What is needed. Collect each line containing "call".

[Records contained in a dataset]
• • • • • • •

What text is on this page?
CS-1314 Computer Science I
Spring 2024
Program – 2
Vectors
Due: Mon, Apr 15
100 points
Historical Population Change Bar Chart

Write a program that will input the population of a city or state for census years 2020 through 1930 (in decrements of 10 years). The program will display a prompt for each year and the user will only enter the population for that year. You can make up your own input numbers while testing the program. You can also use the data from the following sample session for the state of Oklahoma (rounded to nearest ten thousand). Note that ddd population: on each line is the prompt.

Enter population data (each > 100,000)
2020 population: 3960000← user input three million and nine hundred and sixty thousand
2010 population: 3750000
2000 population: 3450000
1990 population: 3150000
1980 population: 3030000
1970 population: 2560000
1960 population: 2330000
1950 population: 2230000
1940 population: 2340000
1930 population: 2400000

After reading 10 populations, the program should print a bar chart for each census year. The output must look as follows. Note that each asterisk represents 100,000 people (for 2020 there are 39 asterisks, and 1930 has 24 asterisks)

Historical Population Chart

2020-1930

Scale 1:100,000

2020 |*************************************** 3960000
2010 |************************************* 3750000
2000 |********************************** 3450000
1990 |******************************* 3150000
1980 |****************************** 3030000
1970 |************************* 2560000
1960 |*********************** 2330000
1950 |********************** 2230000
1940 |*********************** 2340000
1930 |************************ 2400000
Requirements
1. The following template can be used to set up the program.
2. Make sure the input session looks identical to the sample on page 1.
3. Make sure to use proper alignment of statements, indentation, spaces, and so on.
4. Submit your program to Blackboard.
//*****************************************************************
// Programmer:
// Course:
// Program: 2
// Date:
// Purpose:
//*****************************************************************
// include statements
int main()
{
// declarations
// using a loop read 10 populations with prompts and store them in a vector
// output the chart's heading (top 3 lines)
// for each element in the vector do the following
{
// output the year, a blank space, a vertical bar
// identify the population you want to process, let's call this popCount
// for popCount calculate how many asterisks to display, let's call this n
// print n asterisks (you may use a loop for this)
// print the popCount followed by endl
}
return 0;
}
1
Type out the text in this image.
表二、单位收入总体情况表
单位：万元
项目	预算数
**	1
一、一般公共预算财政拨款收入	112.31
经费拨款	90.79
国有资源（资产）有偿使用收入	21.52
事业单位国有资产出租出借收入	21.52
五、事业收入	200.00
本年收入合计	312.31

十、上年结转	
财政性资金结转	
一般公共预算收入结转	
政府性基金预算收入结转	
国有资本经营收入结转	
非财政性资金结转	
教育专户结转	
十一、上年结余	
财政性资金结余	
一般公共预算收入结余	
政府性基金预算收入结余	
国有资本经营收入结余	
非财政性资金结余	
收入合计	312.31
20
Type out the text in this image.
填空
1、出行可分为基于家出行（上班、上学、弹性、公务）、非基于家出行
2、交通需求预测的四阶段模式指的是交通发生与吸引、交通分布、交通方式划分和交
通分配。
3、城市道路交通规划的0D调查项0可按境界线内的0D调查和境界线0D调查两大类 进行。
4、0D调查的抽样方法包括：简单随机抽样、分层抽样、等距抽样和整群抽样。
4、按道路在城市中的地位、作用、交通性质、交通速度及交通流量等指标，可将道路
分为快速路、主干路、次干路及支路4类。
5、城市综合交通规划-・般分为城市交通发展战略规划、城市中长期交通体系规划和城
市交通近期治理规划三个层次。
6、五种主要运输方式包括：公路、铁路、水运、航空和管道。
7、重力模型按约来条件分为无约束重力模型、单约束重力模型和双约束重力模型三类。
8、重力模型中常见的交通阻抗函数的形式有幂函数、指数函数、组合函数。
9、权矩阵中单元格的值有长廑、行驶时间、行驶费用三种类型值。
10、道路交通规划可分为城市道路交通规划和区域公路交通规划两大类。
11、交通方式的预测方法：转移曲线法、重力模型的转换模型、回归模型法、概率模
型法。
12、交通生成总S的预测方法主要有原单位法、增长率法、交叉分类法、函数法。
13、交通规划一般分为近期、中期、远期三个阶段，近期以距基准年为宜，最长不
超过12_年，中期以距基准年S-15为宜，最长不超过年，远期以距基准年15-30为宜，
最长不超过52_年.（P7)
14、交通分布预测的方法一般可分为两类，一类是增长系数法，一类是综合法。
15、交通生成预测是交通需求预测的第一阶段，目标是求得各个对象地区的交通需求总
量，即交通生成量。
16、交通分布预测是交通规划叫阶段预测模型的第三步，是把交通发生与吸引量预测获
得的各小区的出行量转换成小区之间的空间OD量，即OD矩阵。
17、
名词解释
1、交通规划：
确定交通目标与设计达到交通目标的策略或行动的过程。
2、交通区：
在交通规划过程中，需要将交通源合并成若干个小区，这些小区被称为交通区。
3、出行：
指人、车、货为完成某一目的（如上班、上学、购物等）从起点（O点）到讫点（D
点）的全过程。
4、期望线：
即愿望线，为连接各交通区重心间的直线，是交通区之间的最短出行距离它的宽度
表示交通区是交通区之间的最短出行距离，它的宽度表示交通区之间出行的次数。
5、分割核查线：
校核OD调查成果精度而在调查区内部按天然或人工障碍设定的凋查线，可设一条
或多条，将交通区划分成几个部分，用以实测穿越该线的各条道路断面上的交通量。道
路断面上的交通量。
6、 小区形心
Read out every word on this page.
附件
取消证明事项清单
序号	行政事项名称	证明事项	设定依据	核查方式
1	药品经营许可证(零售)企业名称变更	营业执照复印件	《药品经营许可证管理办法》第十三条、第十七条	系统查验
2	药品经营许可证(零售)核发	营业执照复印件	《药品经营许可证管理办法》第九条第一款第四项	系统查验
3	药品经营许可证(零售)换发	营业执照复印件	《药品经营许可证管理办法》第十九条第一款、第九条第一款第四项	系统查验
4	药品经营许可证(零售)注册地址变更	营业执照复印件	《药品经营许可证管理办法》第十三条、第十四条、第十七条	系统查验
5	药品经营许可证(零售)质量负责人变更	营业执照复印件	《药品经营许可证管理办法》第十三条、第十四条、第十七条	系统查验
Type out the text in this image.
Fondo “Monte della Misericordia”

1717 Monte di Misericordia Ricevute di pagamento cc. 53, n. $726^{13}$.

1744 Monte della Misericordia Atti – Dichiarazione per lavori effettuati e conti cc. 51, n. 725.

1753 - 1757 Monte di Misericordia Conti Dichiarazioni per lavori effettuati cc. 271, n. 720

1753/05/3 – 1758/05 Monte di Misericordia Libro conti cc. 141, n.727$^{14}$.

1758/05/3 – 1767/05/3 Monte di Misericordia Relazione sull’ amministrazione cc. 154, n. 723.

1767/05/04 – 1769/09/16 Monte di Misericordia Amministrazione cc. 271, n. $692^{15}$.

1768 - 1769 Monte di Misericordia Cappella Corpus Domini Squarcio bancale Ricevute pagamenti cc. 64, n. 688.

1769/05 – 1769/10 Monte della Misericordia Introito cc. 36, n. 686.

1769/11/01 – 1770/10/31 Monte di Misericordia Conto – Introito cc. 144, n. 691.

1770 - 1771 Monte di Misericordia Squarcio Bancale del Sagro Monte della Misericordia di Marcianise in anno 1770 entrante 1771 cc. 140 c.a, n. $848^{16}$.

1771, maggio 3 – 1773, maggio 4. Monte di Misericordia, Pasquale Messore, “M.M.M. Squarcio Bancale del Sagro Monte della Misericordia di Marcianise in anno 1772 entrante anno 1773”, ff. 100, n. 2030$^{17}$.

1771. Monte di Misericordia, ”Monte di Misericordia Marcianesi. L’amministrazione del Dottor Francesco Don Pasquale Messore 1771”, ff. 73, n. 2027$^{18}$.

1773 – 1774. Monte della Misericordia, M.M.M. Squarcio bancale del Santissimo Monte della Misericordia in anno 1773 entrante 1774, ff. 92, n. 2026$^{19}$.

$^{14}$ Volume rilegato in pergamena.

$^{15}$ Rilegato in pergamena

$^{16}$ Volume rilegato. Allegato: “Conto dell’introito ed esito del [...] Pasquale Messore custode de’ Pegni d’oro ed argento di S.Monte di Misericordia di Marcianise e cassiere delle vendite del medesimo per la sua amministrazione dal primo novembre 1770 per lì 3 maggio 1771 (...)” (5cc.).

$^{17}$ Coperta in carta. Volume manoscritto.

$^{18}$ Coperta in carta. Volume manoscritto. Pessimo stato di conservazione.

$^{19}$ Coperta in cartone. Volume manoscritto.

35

• • • • • • •

Result for this task.
// identify the population you want to process, let's call this popCount
// for popCount calculate how many asterisks to display, let's call this n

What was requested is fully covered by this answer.